SET TASK
The entries below are to be transcribed in full, without their images.

begin GIVEN INFORMATION

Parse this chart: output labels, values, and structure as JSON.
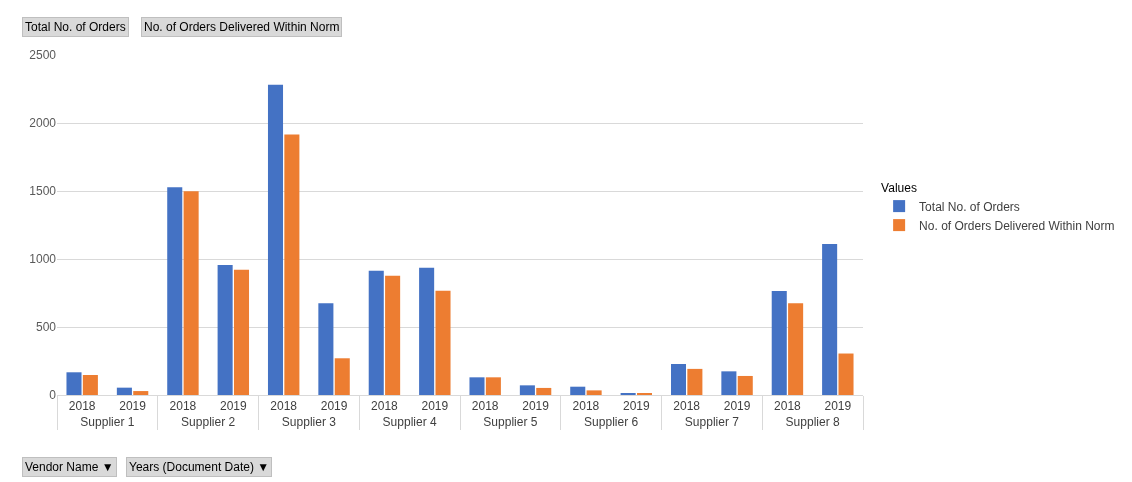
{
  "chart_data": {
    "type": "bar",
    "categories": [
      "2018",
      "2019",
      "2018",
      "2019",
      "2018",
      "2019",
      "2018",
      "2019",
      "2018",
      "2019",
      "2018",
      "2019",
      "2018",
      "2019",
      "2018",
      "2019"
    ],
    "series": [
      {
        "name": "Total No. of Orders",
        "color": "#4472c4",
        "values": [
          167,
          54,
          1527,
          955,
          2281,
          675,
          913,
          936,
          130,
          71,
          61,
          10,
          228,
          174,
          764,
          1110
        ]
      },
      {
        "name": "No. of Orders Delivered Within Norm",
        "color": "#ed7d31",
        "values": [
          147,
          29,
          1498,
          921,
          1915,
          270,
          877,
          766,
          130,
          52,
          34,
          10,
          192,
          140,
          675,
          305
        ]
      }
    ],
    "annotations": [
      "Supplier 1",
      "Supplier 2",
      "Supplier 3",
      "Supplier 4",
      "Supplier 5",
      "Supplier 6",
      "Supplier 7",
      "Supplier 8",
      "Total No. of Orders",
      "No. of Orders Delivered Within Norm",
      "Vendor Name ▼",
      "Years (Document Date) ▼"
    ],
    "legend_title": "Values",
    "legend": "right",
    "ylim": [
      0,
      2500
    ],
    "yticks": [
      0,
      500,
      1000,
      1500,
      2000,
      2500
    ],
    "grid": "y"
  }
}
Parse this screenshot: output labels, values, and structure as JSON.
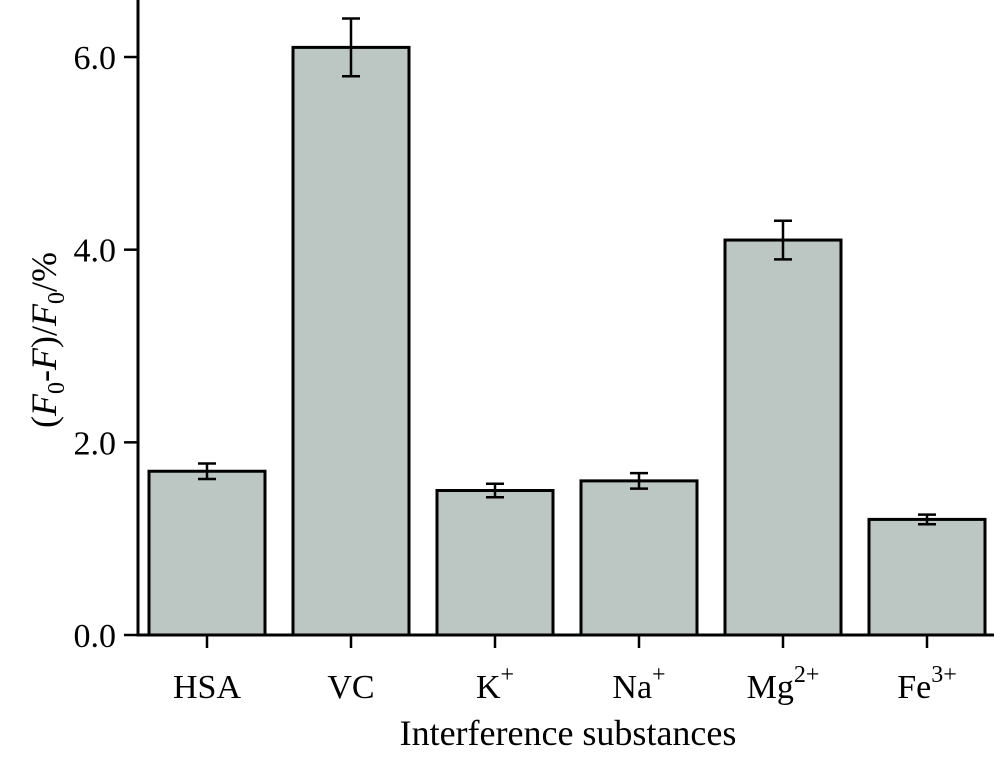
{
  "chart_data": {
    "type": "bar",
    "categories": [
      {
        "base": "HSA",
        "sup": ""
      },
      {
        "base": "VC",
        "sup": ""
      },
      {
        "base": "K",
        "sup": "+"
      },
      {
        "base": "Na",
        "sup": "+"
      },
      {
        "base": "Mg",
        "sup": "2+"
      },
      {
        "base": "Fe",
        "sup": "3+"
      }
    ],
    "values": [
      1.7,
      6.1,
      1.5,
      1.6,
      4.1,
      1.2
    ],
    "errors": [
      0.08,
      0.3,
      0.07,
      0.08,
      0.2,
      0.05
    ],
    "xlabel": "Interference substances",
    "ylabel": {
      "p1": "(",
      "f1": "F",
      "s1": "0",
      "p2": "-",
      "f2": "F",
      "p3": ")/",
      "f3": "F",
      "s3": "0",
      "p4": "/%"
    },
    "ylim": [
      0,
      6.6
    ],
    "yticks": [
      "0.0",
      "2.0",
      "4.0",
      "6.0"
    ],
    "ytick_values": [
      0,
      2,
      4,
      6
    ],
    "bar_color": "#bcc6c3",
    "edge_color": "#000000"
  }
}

end GIVEN INFORMATION

ANSWER TO THE PROBLEM
Parse this chart: output labels, values, and structure as JSON.
{
  "chart_data": {
    "type": "bar",
    "categories": [
      "2018",
      "2019",
      "2018",
      "2019",
      "2018",
      "2019",
      "2018",
      "2019",
      "2018",
      "2019",
      "2018",
      "2019",
      "2018",
      "2019",
      "2018",
      "2019"
    ],
    "series": [
      {
        "name": "Total No. of Orders",
        "color": "#4472c4",
        "values": [
          167,
          54,
          1527,
          955,
          2281,
          675,
          913,
          936,
          130,
          71,
          61,
          10,
          228,
          174,
          764,
          1110
        ]
      },
      {
        "name": "No. of Orders Delivered Within Norm",
        "color": "#ed7d31",
        "values": [
          147,
          29,
          1498,
          921,
          1915,
          270,
          877,
          766,
          130,
          52,
          34,
          10,
          192,
          140,
          675,
          305
        ]
      }
    ],
    "annotations": [
      "Supplier 1",
      "Supplier 2",
      "Supplier 3",
      "Supplier 4",
      "Supplier 5",
      "Supplier 6",
      "Supplier 7",
      "Supplier 8",
      "Total No. of Orders",
      "No. of Orders Delivered Within Norm",
      "Vendor Name ▼",
      "Years (Document Date) ▼"
    ],
    "legend_title": "Values",
    "legend": "right",
    "ylim": [
      0,
      2500
    ],
    "yticks": [
      0,
      500,
      1000,
      1500,
      2000,
      2500
    ],
    "grid": "y"
  }
}
Parse this screenshot: output labels, values, and structure as JSON.
{
  "chart_data": {
    "type": "bar",
    "categories": [
      {
        "base": "HSA",
        "sup": ""
      },
      {
        "base": "VC",
        "sup": ""
      },
      {
        "base": "K",
        "sup": "+"
      },
      {
        "base": "Na",
        "sup": "+"
      },
      {
        "base": "Mg",
        "sup": "2+"
      },
      {
        "base": "Fe",
        "sup": "3+"
      }
    ],
    "values": [
      1.7,
      6.1,
      1.5,
      1.6,
      4.1,
      1.2
    ],
    "errors": [
      0.08,
      0.3,
      0.07,
      0.08,
      0.2,
      0.05
    ],
    "xlabel": "Interference substances",
    "ylabel": {
      "p1": "(",
      "f1": "F",
      "s1": "0",
      "p2": "-",
      "f2": "F",
      "p3": ")/",
      "f3": "F",
      "s3": "0",
      "p4": "/%"
    },
    "ylim": [
      0,
      6.6
    ],
    "yticks": [
      "0.0",
      "2.0",
      "4.0",
      "6.0"
    ],
    "ytick_values": [
      0,
      2,
      4,
      6
    ],
    "bar_color": "#bcc6c3",
    "edge_color": "#000000"
  }
}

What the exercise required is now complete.